[Work to complete] Put every line of the entries below into a numbered list, skipping any blank lines. Leave the pictures out of the list.
[START]
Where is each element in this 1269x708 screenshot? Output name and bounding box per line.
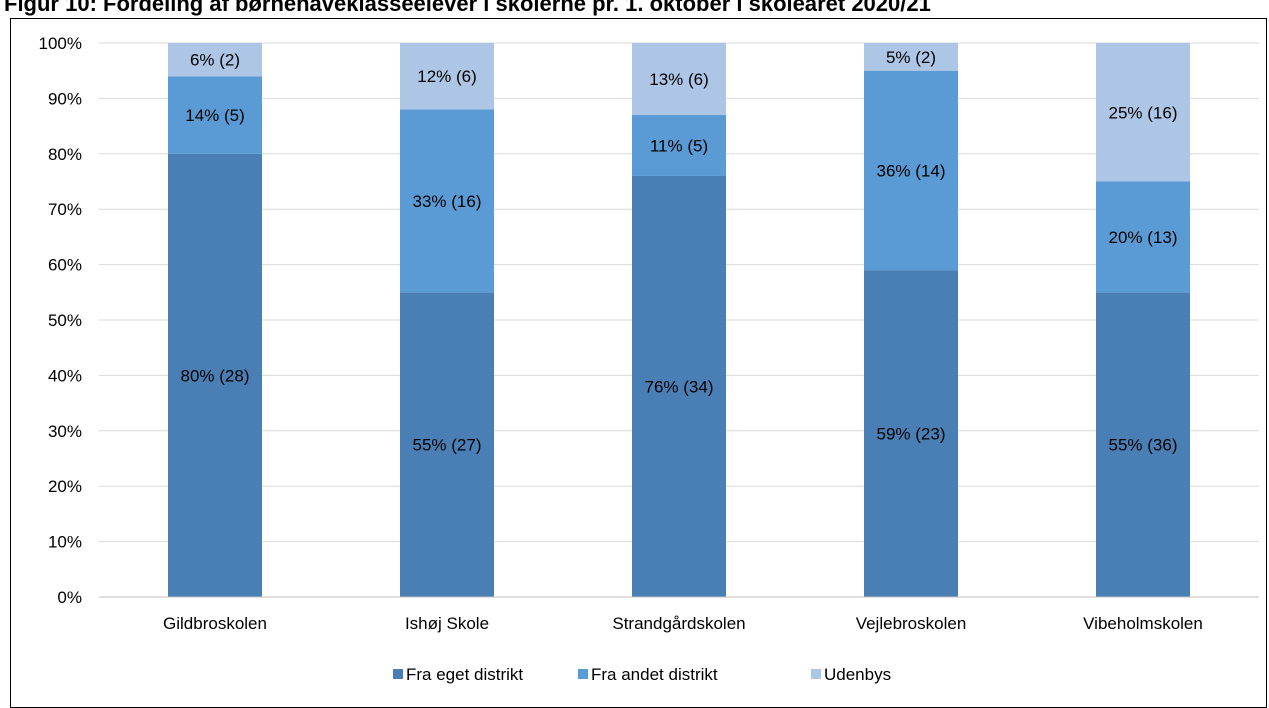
legend-swatch-udenbys (811, 669, 821, 679)
y-tick-label-100: 100% (39, 34, 82, 53)
data-label-vibeholmskolen-udenbys: 25% (16) (1109, 103, 1178, 122)
y-tick-label-50: 50% (48, 311, 82, 330)
data-label-vibeholmskolen-fra-andet-distrikt: 20% (13) (1109, 228, 1178, 247)
bar-gildbroskolen-fra-eget-distrikt (168, 153, 262, 598)
data-label-strandgardskolen-fra-eget-distrikt: 76% (34) (645, 377, 714, 396)
data-label-ish-j-skole-udenbys: 12% (6) (417, 67, 477, 86)
legend-label-udenbys: Udenbys (824, 665, 891, 684)
bar-vejlebroskolen-fra-andet-distrikt (864, 70, 958, 271)
x-tick-label-vejlebroskolen: Vejlebroskolen (856, 614, 967, 633)
x-tick-label-vibeholmskolen: Vibeholmskolen (1083, 614, 1203, 633)
bar-gildbroskolen-fra-andet-distrikt (168, 76, 262, 154)
data-label-vejlebroskolen-fra-andet-distrikt: 36% (14) (877, 161, 946, 180)
legend-swatch-fra-eget-distrikt (393, 669, 403, 679)
y-tick-label-40: 40% (48, 366, 82, 385)
x-tick-label-strandgardskolen: Strandgårdskolen (612, 614, 745, 633)
bar-vejlebroskolen-udenbys (864, 43, 958, 71)
data-label-gildbroskolen-fra-andet-distrikt: 14% (5) (185, 106, 245, 125)
legend: Fra eget distrikt Fra andet distrikt Udenb… (393, 665, 891, 684)
bar-ish-j-skole-fra-andet-distrikt (400, 109, 494, 293)
bar-vibeholmskolen-fra-eget-distrikt (1096, 292, 1190, 597)
data-label-strandgardskolen-fra-andet-distrikt: 11% (5) (650, 136, 708, 155)
bar-ish-j-skole-udenbys (400, 43, 494, 110)
legend-label-fra-eget-distrikt: Fra eget distrikt (406, 665, 523, 684)
y-tick-label-60: 60% (48, 256, 82, 275)
y-tick-label-90: 90% (48, 89, 82, 108)
y-tick-label-10: 10% (48, 533, 82, 552)
bar-strandgardskolen-fra-andet-distrikt (632, 115, 726, 176)
bars (168, 43, 1190, 598)
data-label-vejlebroskolen-udenbys: 5% (2) (886, 48, 936, 67)
y-tick-label-70: 70% (48, 200, 82, 219)
bar-gildbroskolen-udenbys (168, 43, 262, 77)
bar-ish-j-skole-fra-eget-distrikt (400, 292, 494, 597)
y-tick-label-0: 0% (57, 588, 82, 607)
legend-label-fra-andet-distrikt: Fra andet distrikt (591, 665, 718, 684)
x-tick-label-gildbroskolen: Gildbroskolen (163, 614, 267, 633)
y-axis-tick-labels: 0% 10% 20% 30% 40% 50% 60% 70% 80% 90% 100% (39, 34, 82, 607)
data-label-gildbroskolen-fra-eget-distrikt: 80% (28) (181, 366, 250, 385)
data-label-vejlebroskolen-fra-eget-distrikt: 59% (23) (877, 425, 946, 444)
x-tick-label-ish-j-skole: Ishøj Skole (405, 614, 489, 633)
y-tick-label-30: 30% (48, 422, 82, 441)
bar-vibeholmskolen-udenbys (1096, 43, 1190, 182)
data-label-ish-j-skole-fra-andet-distrikt: 33% (16) (413, 192, 482, 211)
page-title: Figur 10: Fordeling af børnehaveklasseel… (4, 0, 931, 16)
bar-vejlebroskolen-fra-eget-distrikt (864, 270, 958, 597)
bar-strandgardskolen-fra-eget-distrikt (632, 175, 726, 597)
data-label-gildbroskolen-udenbys: 6% (2) (190, 51, 240, 70)
data-labels: 80% (28) 14% (5) 6% (2) 55% (27) 33% (16) 12%… (181, 48, 1178, 455)
bar-strandgardskolen-udenbys (632, 43, 726, 116)
data-label-vibeholmskolen-fra-eget-distrikt: 55% (36) (1109, 436, 1178, 455)
y-tick-label-80: 80% (48, 145, 82, 164)
y-tick-label-20: 20% (48, 477, 82, 496)
data-label-strandgardskolen-udenbys: 13% (6) (649, 70, 709, 89)
data-label-ish-j-skole-fra-eget-distrikt: 55% (27) (413, 436, 482, 455)
legend-swatch-fra-andet-distrikt (578, 669, 588, 679)
bar-vibeholmskolen-fra-andet-distrikt (1096, 181, 1190, 293)
x-axis-category-labels: Gildbroskolen Ishøj Skole Strandgårdskolen… (163, 614, 1203, 633)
[END]
[Result below]
1. Where is each element in this 1269x708 screenshot? Output name and bounding box per line.
2. legend-swatch-udenbys (811, 669, 821, 679)
3. y-tick-label-100: 100% (39, 34, 82, 53)
4. data-label-vibeholmskolen-udenbys: 25% (16) (1109, 103, 1178, 122)
5. y-tick-label-50: 50% (48, 311, 82, 330)
6. data-label-vibeholmskolen-fra-andet-distrikt: 20% (13) (1109, 228, 1178, 247)
7. bar-gildbroskolen-fra-eget-distrikt (168, 153, 262, 598)
8. data-label-strandgardskolen-fra-eget-distrikt: 76% (34) (645, 377, 714, 396)
9. data-label-ish-j-skole-udenbys: 12% (6) (417, 67, 477, 86)
10. legend-label-udenbys: Udenbys (824, 665, 891, 684)
11. bar-vejlebroskolen-fra-andet-distrikt (864, 70, 958, 271)
12. x-tick-label-vejlebroskolen: Vejlebroskolen (856, 614, 967, 633)
13. x-tick-label-vibeholmskolen: Vibeholmskolen (1083, 614, 1203, 633)
14. bar-gildbroskolen-fra-andet-distrikt (168, 76, 262, 154)
15. data-label-vejlebroskolen-fra-andet-distrikt: 36% (14) (877, 161, 946, 180)
16. legend-swatch-fra-eget-distrikt (393, 669, 403, 679)
17. y-tick-label-40: 40% (48, 366, 82, 385)
18. x-tick-label-strandgardskolen: Strandgårdskolen (612, 614, 745, 633)
19. bar-vejlebroskolen-udenbys (864, 43, 958, 71)
20. data-label-gildbroskolen-fra-andet-distrikt: 14% (5) (185, 106, 245, 125)
21. legend: Fra eget distrikt Fra andet distrikt Udenb… (393, 665, 891, 684)
22. bar-ish-j-skole-fra-andet-distrikt (400, 109, 494, 293)
23. bar-vibeholmskolen-fra-eget-distrikt (1096, 292, 1190, 597)
24. data-label-strandgardskolen-fra-andet-distrikt: 11% (5) (650, 136, 708, 155)
25. bar-ish-j-skole-udenbys (400, 43, 494, 110)
26. legend-label-fra-eget-distrikt: Fra eget distrikt (406, 665, 523, 684)
27. y-tick-label-60: 60% (48, 256, 82, 275)
28. y-tick-label-90: 90% (48, 89, 82, 108)
29. y-tick-label-10: 10% (48, 533, 82, 552)
30. bar-strandgardskolen-fra-andet-distrikt (632, 115, 726, 176)
31. bars (168, 43, 1190, 598)
32. data-label-vejlebroskolen-udenbys: 5% (2) (886, 48, 936, 67)
33. y-tick-label-70: 70% (48, 200, 82, 219)
34. bar-gildbroskolen-udenbys (168, 43, 262, 77)
35. bar-ish-j-skole-fra-eget-distrikt (400, 292, 494, 597)
36. y-tick-label-0: 0% (57, 588, 82, 607)
37. legend-label-fra-andet-distrikt: Fra andet distrikt (591, 665, 718, 684)
38. x-tick-label-gildbroskolen: Gildbroskolen (163, 614, 267, 633)
39. y-axis-tick-labels: 0% 10% 20% 30% 40% 50% 60% 70% 80% 90% 100% (39, 34, 82, 607)
40. data-label-gildbroskolen-fra-eget-distrikt: 80% (28) (181, 366, 250, 385)
41. data-label-vejlebroskolen-fra-eget-distrikt: 59% (23) (877, 425, 946, 444)
42. x-tick-label-ish-j-skole: Ishøj Skole (405, 614, 489, 633)
43. y-tick-label-30: 30% (48, 422, 82, 441)
44. bar-vibeholmskolen-udenbys (1096, 43, 1190, 182)
45. data-label-ish-j-skole-fra-andet-distrikt: 33% (16) (413, 192, 482, 211)
46. page-title: Figur 10: Fordeling af børnehaveklasseel… (4, 0, 931, 16)
47. bar-vejlebroskolen-fra-eget-distrikt (864, 270, 958, 597)
48. bar-strandgardskolen-fra-eget-distrikt (632, 175, 726, 597)
49. data-label-gildbroskolen-udenbys: 6% (2) (190, 51, 240, 70)
50. data-labels: 80% (28) 14% (5) 6% (2) 55% (27) 33% (16) 12%… (181, 48, 1178, 455)
51. bar-strandgardskolen-udenbys (632, 43, 726, 116)
52. data-label-vibeholmskolen-fra-eget-distrikt: 55% (36) (1109, 436, 1178, 455)
53. y-tick-label-80: 80% (48, 145, 82, 164)
54. y-tick-label-20: 20% (48, 477, 82, 496)
55. data-label-strandgardskolen-udenbys: 13% (6) (649, 70, 709, 89)
56. data-label-ish-j-skole-fra-eget-distrikt: 55% (27) (413, 436, 482, 455)
57. legend-swatch-fra-andet-distrikt (578, 669, 588, 679)
58. bar-vibeholmskolen-fra-andet-distrikt (1096, 181, 1190, 293)
59. x-axis-category-labels: Gildbroskolen Ishøj Skole Strandgårdskolen… (163, 614, 1203, 633)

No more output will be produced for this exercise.